Work required: Reproduce the listing below without changes, except that pictures are left out.

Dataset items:
⁂

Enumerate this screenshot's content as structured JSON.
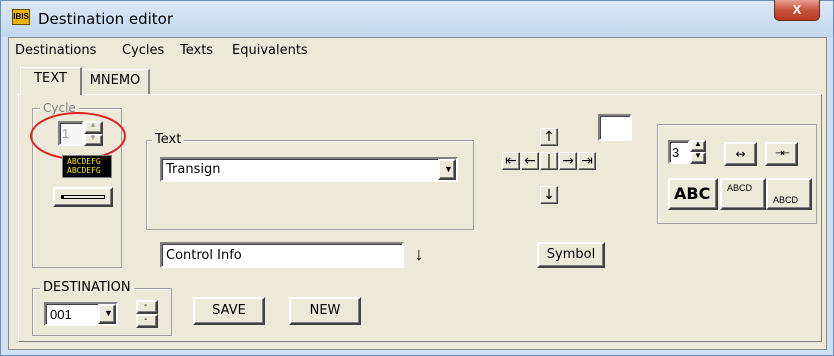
{
  "window": {
    "title": "Destination editor",
    "close_glyph": "X",
    "app_icon_text": "IBIS"
  },
  "menu": [
    "Destinations",
    "Cycles",
    "Texts",
    "Equivalents"
  ],
  "tabs": [
    {
      "label": "TEXT",
      "active": true
    },
    {
      "label": "MNEMO",
      "active": false
    }
  ],
  "cycle": {
    "legend": "Cycle",
    "value": "1",
    "preview_line1": "ABCDEFG",
    "preview_line2": "ABCDEFG"
  },
  "text_group": {
    "legend": "Text",
    "selected": "Transign"
  },
  "control_info": {
    "value": "Control Info",
    "arrow": "↓"
  },
  "arrows": {
    "up": "↑",
    "down": "↓",
    "left_end": "⇤",
    "left": "←",
    "center": "|",
    "right": "→",
    "right_end": "⇥"
  },
  "symbol_button": "Symbol",
  "format": {
    "spin_value": "3",
    "expand": "↔",
    "contract": "→←",
    "abc_big": "ABC",
    "abcd_small_top": "ABCD",
    "abcd_small_bottom": "ABCD"
  },
  "destination": {
    "legend": "DESTINATION",
    "value": "001"
  },
  "buttons": {
    "save": "SAVE",
    "new": "NEW"
  },
  "colors": {
    "highlight": "#e02020",
    "preview_bg": "#000000",
    "preview_fg": "#f2e600",
    "accent": "#6e8fb5"
  }
}
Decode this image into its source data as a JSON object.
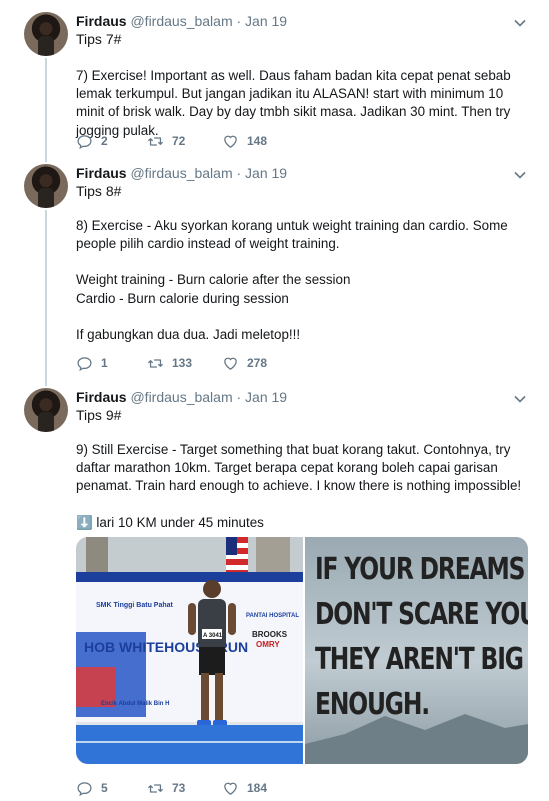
{
  "tweets": [
    {
      "name": "Firdaus",
      "handle": "@firdaus_balam · Jan 19",
      "tip": "Tips 7#",
      "body": [
        "7) Exercise! Important as well. Daus faham badan kita cepat penat sebab lemak terkumpul. But jangan jadikan itu ALASAN! start with minimum 10 minit of brisk walk. Day by day tmbh sikit masa. Jadikan 30 mint. Then try jogging pulak."
      ],
      "replies": "2",
      "retweets": "72",
      "likes": "148"
    },
    {
      "name": "Firdaus",
      "handle": "@firdaus_balam · Jan 19",
      "tip": "Tips 8#",
      "body": [
        "8) Exercise - Aku syorkan korang untuk weight training dan cardio. Some people pilih cardio instead of weight training.",
        "",
        "Weight training - Burn calorie after the session",
        "Cardio - Burn calorie during session",
        "",
        "If gabungkan dua dua. Jadi meletop!!!"
      ],
      "replies": "1",
      "retweets": "133",
      "likes": "278"
    },
    {
      "name": "Firdaus",
      "handle": "@firdaus_balam · Jan 19",
      "tip": "Tips 9#",
      "body": [
        "9) Still Exercise - Target something that buat korang takut. Contohnya, try daftar marathon 10km. Target berapa cepat korang boleh capai garisan penamat. Train hard enough to achieve. I know there is nothing impossible!",
        "",
        "⬇️ lari 10 KM under 45 minutes"
      ],
      "replies": "5",
      "retweets": "73",
      "likes": "184",
      "media": {
        "left_banner": {
          "school": "SMK Tinggi Batu Pahat",
          "event": "HOB WHITEHOUSE RUN",
          "bib": "A 3041",
          "sponsor": "PANTAI HOSPITAL",
          "brand1": "BROOKS",
          "brand2": "OMRY",
          "organizer": "Encik Abdul Malik Bin H"
        },
        "right_quote": [
          "IF YOUR DREAMS",
          "DON'T SCARE YOU,",
          "THEY AREN'T BIG",
          "ENOUGH."
        ]
      }
    }
  ],
  "icons": {
    "reply": "reply-icon",
    "retweet": "retweet-icon",
    "like": "heart-icon",
    "caret": "chevron-down-icon"
  },
  "colors": {
    "text": "#14171a",
    "muted": "#657786",
    "thread": "#ccd6dd"
  }
}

⁂

Complete response:
Enumerate this screenshot's content as structured JSON.
{
  "window": {
    "title": "Destination editor",
    "close_glyph": "X",
    "app_icon_text": "IBIS"
  },
  "menu": [
    "Destinations",
    "Cycles",
    "Texts",
    "Equivalents"
  ],
  "tabs": [
    {
      "label": "TEXT",
      "active": true
    },
    {
      "label": "MNEMO",
      "active": false
    }
  ],
  "cycle": {
    "legend": "Cycle",
    "value": "1",
    "preview_line1": "ABCDEFG",
    "preview_line2": "ABCDEFG"
  },
  "text_group": {
    "legend": "Text",
    "selected": "Transign"
  },
  "control_info": {
    "value": "Control Info",
    "arrow": "↓"
  },
  "arrows": {
    "up": "↑",
    "down": "↓",
    "left_end": "⇤",
    "left": "←",
    "center": "|",
    "right": "→",
    "right_end": "⇥"
  },
  "symbol_button": "Symbol",
  "format": {
    "spin_value": "3",
    "expand": "↔",
    "contract": "→←",
    "abc_big": "ABC",
    "abcd_small_top": "ABCD",
    "abcd_small_bottom": "ABCD"
  },
  "destination": {
    "legend": "DESTINATION",
    "value": "001"
  },
  "buttons": {
    "save": "SAVE",
    "new": "NEW"
  },
  "colors": {
    "highlight": "#e02020",
    "preview_bg": "#000000",
    "preview_fg": "#f2e600",
    "accent": "#6e8fb5"
  }
}
Decode this image into its source data as a JSON object.
{
  "tweets": [
    {
      "name": "Firdaus",
      "handle": "@firdaus_balam · Jan 19",
      "tip": "Tips 7#",
      "body": [
        "7) Exercise! Important as well. Daus faham badan kita cepat penat sebab lemak terkumpul. But jangan jadikan itu ALASAN! start with minimum 10 minit of brisk walk. Day by day tmbh sikit masa. Jadikan 30 mint. Then try jogging pulak."
      ],
      "replies": "2",
      "retweets": "72",
      "likes": "148"
    },
    {
      "name": "Firdaus",
      "handle": "@firdaus_balam · Jan 19",
      "tip": "Tips 8#",
      "body": [
        "8) Exercise - Aku syorkan korang untuk weight training dan cardio. Some people pilih cardio instead of weight training.",
        "",
        "Weight training - Burn calorie after the session",
        "Cardio - Burn calorie during session",
        "",
        "If gabungkan dua dua. Jadi meletop!!!"
      ],
      "replies": "1",
      "retweets": "133",
      "likes": "278"
    },
    {
      "name": "Firdaus",
      "handle": "@firdaus_balam · Jan 19",
      "tip": "Tips 9#",
      "body": [
        "9) Still Exercise - Target something that buat korang takut. Contohnya, try daftar marathon 10km. Target berapa cepat korang boleh capai garisan penamat. Train hard enough to achieve. I know there is nothing impossible!",
        "",
        "⬇️ lari 10 KM under 45 minutes"
      ],
      "replies": "5",
      "retweets": "73",
      "likes": "184",
      "media": {
        "left_banner": {
          "school": "SMK Tinggi Batu Pahat",
          "event": "HOB WHITEHOUSE RUN",
          "bib": "A 3041",
          "sponsor": "PANTAI HOSPITAL",
          "brand1": "BROOKS",
          "brand2": "OMRY",
          "organizer": "Encik Abdul Malik Bin H"
        },
        "right_quote": [
          "IF YOUR DREAMS",
          "DON'T SCARE YOU,",
          "THEY AREN'T BIG",
          "ENOUGH."
        ]
      }
    }
  ],
  "icons": {
    "reply": "reply-icon",
    "retweet": "retweet-icon",
    "like": "heart-icon",
    "caret": "chevron-down-icon"
  },
  "colors": {
    "text": "#14171a",
    "muted": "#657786",
    "thread": "#ccd6dd"
  }
}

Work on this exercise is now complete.